§ **Your objective**: Carry on the passage below about chromatography of phytochemicals, beginning right after its last sentence.

§ **Passage to read**:
####
CHROMATOGRAPHY BASED CHEMOMETRIC FINGERPRINTING, ISOLATION & QUALITY CONTROL OF PHYTOCHEMICALS
COLUMN CHROMATOGRAPHY [7,8,9]
Column chromatography efficiently separate and purify phytochemicals in laboratory as well as industrial scale without any elaborated instrumentation. Cold extraction of alkaloids, componential resolution of pigments such as chlorophyll & Xanthophyll, isolation and purification of amino acids & glycosides, determination of quinine and strychnine in elixirs are some of the phytochemical applications of this technique.
The Russian Botanist Mikhail Semyonovich Tsvet serendipitously discovered column chromatography while filtering petroleum ether extract of chlorophyll through a column packed with calcium carbonate. Principally, column chromatography is an analogues technique to that of thin layer chromatography, but differs from later in mode and direction of separation. In former technique phenomenon of separation takes place inside column towards the direction of gravity however same, but in a reverse manner is true for thin layer chromatography. Dimensions of chromatographic column, particle size of adsorbent, packing of chromatographic column, nature of solvent system employed for elution, temperature, solvent flow rate, run time of column, and quantity of sample are some of factors that affect overall resolution of this chromatographic procedure. In spite of expansive and tedious technique commercial utilization of column chromatography is none lesser than other techniques. Efficient handling of sample irrespective of its quantity and nature, availability of wide range of adsorbents, selection & recyclization of vast solvent system, sharp-end excellent purity of end product, and lesser space utilization are some of the edging points of this technique. On other hand consumption of greater quantity of mobile phase, complicated procedure, time consumption, need of technical hand, and higher cost of separated product are few tailing points of column chromatography.
|Calcium carbonate||Napthaquinones and Xanthophylls|
|Calcium silicate||Carbohydrates and their phenylosazones|
|Calcium sulphate||Lipids and steroids|
|Magnesium silicate||Esters, steroids, glycosides, lactones|
|Silica gel||Fatty acids, sterols, glycerides, amino acids, sugars etc|
|Dextran gel||Protein and nucleic acid|
|Charcoal & activated carbon||Sugar amino acid|
|Sucrose||Chlorophylls and xanthophylls|
|Polyethylene powder||Esters and fatty acid|
|Aluminum silicate||Sterols and glycosides|
|Aluminum oxide ore (Bauxite)||Ergot|
Table 02: Adsorbents and their role in phytochemical screening
HIGH PERFORMANCE LIQUID CHROMATOGRAPHY (HPLC)[7,8,9]
Csaba Horvath in 1964 at Yale University introduced “High performance liquid chromatography” which is nothing but a highly advanced automated form of column chromatography. In terms of procedural aspect HPLC is somewhat analogous to column chromatography however distinguished from later in instrumentation and mode of solvent percolation. Isolation & analysis of various phyto-ingredients such as cardiac glycosides, bioactive alkaloids, anthocynides, xanthines, caffines, isofavones, and tannins can be done profoundly by reverse phase HPLC employing C-18 column. On other hand ion exchange HPLC aids up in separation and analysis of polar and non-polar vitamins. HPLC in general makes use of narrower bored optimally packed stainless steel columns through which mobile phase forces under high pressure (1000-300psi) enhancing multidimensional efficiency of the system. Rather than this, small sample size, overall automation of technique, computerized data handling, automated sample loading, better resolution, consuming least quantity of solvents, efficient handling of wide range multi-component mixtures, rapid in process, non-destructive methodology, flexibility in procedure, and instrumentation portability are some of the extraordinary features of this technique.
####
§ **Items from a dataset**:
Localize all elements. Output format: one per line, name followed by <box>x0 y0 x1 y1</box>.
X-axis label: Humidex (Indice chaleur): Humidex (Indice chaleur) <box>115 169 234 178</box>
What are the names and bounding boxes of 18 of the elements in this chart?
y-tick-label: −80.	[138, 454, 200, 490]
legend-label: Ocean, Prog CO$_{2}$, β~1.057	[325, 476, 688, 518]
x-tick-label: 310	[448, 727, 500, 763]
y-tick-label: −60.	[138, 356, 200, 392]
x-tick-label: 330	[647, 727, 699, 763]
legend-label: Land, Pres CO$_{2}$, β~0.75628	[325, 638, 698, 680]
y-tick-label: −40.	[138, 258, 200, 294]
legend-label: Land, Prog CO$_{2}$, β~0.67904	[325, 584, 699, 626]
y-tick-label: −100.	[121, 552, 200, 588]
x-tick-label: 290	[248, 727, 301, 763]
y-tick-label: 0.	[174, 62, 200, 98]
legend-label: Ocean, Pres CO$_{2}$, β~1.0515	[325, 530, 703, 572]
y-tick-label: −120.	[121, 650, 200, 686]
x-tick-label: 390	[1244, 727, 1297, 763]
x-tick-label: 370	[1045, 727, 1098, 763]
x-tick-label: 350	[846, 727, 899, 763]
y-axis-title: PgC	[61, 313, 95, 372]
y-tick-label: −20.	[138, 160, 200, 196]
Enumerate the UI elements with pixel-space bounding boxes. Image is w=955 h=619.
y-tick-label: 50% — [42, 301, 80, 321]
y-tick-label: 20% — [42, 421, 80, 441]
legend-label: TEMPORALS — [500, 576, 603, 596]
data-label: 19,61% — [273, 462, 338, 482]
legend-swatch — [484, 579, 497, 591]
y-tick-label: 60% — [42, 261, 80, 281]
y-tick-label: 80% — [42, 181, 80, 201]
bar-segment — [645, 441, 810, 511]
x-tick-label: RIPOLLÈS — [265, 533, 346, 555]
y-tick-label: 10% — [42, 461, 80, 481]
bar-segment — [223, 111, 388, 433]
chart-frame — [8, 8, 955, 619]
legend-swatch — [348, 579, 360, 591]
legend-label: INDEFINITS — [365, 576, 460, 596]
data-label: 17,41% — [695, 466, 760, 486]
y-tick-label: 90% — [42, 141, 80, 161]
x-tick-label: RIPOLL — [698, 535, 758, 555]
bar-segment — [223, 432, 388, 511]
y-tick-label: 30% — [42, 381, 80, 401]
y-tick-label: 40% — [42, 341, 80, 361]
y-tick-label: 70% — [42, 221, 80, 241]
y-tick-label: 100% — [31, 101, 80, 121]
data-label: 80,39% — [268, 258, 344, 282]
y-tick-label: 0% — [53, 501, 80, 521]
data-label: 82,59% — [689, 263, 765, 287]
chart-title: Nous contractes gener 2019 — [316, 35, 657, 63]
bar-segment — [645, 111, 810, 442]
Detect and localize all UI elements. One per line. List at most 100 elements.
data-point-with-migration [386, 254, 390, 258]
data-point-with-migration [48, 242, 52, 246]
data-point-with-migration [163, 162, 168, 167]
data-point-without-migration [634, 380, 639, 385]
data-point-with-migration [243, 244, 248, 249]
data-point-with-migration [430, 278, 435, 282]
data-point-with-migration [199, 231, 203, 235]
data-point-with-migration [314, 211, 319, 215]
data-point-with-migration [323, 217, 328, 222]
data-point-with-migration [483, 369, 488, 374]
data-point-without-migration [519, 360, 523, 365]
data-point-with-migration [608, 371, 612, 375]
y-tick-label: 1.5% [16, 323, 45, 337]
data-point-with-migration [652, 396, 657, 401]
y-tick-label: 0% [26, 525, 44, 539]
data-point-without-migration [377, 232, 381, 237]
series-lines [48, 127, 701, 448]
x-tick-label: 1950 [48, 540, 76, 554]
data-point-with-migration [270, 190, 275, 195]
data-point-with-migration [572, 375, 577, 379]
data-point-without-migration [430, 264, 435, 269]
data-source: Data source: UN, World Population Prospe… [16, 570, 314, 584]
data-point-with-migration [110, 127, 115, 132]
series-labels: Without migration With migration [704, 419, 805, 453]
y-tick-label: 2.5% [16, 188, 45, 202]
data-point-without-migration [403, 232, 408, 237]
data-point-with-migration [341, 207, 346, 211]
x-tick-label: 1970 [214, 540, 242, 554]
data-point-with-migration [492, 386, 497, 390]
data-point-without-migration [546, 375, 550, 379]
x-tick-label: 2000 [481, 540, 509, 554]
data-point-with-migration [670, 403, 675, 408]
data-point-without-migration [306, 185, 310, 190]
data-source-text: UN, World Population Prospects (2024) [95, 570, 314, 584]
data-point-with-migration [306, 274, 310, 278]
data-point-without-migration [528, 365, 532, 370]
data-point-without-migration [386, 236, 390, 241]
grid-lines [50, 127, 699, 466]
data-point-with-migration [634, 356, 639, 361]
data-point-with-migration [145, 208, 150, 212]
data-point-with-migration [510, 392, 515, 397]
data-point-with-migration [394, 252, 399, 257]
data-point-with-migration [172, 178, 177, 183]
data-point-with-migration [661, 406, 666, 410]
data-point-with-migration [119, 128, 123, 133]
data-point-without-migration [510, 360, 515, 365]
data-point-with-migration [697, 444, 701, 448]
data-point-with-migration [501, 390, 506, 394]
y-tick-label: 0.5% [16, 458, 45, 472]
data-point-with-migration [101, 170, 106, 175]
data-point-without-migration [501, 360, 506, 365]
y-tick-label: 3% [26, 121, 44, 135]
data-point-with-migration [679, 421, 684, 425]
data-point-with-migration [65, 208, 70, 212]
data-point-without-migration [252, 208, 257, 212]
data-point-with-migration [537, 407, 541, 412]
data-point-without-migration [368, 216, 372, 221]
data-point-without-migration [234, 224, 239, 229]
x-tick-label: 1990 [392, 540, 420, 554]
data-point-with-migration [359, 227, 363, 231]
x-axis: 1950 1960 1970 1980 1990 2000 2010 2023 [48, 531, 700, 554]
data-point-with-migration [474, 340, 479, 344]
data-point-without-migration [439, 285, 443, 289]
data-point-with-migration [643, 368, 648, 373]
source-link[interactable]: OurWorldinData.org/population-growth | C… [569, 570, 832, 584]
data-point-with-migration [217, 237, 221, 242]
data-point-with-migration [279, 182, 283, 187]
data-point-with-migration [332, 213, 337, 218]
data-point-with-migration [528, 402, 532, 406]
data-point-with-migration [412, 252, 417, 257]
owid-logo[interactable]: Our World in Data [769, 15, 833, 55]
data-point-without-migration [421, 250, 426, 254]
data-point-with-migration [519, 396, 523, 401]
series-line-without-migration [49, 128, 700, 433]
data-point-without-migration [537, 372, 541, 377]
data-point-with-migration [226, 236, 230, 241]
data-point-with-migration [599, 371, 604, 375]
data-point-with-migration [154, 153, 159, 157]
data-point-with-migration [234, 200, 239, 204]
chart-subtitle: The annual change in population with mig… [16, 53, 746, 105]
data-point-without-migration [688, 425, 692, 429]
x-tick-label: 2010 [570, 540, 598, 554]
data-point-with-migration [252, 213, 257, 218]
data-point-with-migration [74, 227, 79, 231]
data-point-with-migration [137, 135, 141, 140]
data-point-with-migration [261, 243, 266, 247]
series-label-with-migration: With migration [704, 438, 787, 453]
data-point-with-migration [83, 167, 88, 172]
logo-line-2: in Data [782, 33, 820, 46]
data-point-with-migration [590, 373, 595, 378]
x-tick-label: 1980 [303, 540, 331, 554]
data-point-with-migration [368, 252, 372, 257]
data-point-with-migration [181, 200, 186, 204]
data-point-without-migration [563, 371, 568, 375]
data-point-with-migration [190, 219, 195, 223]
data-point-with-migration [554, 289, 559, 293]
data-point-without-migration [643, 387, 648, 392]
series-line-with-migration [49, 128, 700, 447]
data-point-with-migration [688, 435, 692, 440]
####
§ **Result below**:
Packing material (stationary phase) used in high performance liquid chromatography is although same as that of column chromatography, but is of smaller size (3-10 micrometer) providing greater surface area for better resolution of sample into individual components. Reduction of particle size no doubt increases separation efficiency of this chromatographic system, but also impedes solvent flow through chromatographic column essentializing pressure pumps. Stability, chemical inertness, purity, uniformity in particle size, large surface area, pressure resistance, procedure adopted for fractionation, polarity of solvent system, and physiochemical characteristics of sample are some of the paramount features considered while seeking appropriate stationary phase for chromatographic fractionation. Likewise, an ideal solvent system for analytical as well as separation workout can be picked by trial and error method or by exhaustive literature survey. As discussed earlier, a preliminary solvent optimization for HPLC can also be done by employing thin layer chromatography.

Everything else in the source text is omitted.